**Required work**
Give the number of lines in the data that hold the word "الإسلام", and nothing else.
_____
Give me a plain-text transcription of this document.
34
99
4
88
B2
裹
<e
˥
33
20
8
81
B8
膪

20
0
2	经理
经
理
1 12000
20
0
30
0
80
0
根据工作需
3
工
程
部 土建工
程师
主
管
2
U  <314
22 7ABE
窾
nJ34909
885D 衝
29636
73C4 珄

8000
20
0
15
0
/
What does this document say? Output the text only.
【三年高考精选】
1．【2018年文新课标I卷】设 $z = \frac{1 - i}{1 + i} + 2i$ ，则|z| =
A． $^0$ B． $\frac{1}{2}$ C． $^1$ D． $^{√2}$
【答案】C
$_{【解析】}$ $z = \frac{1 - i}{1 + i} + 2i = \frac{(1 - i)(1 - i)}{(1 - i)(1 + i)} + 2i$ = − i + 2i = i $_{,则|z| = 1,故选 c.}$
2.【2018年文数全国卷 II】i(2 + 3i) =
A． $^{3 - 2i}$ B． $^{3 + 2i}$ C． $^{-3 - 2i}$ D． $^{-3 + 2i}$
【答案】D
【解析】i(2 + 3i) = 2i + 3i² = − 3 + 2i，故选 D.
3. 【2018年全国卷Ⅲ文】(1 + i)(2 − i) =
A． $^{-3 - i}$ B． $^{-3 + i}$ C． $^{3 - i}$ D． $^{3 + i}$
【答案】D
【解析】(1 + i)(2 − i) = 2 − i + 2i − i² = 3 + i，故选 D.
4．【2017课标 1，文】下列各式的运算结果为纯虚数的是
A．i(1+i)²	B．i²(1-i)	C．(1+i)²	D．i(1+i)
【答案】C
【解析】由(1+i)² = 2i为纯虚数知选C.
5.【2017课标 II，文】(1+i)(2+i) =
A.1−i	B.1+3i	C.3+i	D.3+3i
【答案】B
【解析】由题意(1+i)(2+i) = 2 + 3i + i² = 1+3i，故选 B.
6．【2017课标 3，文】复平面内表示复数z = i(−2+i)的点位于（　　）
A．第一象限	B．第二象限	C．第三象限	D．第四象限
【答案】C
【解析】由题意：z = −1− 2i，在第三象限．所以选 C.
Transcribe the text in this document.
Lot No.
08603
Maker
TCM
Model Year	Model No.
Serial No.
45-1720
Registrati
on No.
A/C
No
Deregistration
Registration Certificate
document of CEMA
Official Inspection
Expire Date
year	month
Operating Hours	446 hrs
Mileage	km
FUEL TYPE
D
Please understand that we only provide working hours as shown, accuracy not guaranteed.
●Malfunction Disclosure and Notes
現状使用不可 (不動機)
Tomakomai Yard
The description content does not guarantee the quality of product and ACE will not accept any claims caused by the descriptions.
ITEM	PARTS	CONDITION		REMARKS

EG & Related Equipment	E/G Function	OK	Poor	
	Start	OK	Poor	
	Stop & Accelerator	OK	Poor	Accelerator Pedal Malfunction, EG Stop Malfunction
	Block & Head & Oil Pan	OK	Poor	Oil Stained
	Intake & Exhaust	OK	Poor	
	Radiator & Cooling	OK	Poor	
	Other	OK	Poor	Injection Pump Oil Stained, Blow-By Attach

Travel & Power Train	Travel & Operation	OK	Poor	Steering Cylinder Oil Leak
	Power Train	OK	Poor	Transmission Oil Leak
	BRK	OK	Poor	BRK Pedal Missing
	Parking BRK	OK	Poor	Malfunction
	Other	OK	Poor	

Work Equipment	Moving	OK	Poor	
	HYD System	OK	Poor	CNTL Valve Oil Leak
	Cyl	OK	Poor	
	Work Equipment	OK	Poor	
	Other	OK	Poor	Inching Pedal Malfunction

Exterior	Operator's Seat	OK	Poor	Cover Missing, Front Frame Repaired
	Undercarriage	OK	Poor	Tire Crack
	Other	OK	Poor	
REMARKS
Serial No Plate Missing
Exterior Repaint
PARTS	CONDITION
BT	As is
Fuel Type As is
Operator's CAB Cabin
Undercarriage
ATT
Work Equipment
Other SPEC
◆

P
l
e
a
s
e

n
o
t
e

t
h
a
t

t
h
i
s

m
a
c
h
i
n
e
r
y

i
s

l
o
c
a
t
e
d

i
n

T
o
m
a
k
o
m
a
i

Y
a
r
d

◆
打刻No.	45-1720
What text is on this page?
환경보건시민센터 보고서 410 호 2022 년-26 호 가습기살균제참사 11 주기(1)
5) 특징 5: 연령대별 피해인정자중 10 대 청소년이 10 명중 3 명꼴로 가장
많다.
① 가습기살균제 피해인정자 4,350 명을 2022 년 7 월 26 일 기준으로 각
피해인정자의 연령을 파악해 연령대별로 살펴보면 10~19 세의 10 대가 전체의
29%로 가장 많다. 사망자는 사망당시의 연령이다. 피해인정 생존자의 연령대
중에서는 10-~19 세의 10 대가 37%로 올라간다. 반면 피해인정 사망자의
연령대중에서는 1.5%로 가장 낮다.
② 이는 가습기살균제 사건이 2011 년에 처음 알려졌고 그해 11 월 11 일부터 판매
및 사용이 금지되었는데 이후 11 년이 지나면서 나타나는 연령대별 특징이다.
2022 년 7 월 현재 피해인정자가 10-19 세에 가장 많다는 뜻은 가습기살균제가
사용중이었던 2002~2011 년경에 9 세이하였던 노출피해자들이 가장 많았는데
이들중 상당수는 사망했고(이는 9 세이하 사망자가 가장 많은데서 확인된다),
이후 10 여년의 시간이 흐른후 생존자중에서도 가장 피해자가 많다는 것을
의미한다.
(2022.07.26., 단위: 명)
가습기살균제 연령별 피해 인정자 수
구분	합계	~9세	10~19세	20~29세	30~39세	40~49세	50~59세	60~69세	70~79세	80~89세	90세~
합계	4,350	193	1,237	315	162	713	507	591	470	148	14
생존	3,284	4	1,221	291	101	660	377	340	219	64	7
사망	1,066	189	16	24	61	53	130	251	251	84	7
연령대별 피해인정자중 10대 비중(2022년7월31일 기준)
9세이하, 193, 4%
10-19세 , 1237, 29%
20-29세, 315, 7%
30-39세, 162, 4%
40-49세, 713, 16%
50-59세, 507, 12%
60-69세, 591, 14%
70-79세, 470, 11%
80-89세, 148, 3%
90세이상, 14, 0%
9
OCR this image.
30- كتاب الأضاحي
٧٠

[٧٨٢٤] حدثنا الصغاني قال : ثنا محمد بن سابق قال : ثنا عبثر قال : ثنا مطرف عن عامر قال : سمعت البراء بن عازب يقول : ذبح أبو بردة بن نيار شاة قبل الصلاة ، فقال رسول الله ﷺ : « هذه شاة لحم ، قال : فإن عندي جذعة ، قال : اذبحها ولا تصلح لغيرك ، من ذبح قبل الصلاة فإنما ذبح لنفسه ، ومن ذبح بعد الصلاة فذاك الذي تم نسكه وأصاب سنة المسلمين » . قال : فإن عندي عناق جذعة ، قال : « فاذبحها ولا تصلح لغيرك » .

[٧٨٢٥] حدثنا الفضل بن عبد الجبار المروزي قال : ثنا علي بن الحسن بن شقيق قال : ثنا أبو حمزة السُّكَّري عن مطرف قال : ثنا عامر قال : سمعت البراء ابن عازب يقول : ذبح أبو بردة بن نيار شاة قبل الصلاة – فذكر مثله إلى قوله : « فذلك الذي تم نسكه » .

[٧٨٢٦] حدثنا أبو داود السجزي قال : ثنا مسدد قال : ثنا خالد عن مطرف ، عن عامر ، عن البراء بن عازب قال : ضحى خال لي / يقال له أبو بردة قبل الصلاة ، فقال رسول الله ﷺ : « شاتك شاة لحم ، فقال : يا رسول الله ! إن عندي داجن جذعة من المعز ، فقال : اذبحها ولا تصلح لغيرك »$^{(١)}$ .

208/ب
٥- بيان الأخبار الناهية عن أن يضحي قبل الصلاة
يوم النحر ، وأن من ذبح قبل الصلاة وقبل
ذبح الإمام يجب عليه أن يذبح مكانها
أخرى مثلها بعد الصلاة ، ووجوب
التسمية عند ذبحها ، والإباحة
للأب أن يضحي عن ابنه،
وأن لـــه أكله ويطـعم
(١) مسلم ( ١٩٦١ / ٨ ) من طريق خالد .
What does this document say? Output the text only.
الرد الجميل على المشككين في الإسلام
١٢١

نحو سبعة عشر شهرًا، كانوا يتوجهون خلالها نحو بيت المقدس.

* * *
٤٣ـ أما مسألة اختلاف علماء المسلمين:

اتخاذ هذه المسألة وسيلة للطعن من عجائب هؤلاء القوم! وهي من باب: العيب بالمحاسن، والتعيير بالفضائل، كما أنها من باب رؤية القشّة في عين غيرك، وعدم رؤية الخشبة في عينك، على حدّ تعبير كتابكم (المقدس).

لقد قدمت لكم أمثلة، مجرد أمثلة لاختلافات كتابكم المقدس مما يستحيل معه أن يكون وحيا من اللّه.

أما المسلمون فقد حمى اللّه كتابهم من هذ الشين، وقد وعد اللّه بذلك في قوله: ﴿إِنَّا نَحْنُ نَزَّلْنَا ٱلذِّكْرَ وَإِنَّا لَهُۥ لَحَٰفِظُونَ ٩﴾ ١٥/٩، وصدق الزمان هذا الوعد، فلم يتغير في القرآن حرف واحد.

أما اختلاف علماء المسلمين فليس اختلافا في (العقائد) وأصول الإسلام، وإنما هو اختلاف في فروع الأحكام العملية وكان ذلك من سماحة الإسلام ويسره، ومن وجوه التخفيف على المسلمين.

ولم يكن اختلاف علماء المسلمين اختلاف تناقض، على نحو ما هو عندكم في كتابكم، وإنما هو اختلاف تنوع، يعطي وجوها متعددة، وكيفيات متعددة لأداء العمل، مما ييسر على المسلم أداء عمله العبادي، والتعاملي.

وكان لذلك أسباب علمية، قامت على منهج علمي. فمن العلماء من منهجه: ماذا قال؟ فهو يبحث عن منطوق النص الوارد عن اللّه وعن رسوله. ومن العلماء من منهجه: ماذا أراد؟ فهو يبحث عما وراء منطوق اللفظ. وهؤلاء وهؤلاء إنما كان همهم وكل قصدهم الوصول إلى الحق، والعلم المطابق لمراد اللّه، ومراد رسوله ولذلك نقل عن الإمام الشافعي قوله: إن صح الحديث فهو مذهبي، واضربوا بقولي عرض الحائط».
_____
**Finished answer**
2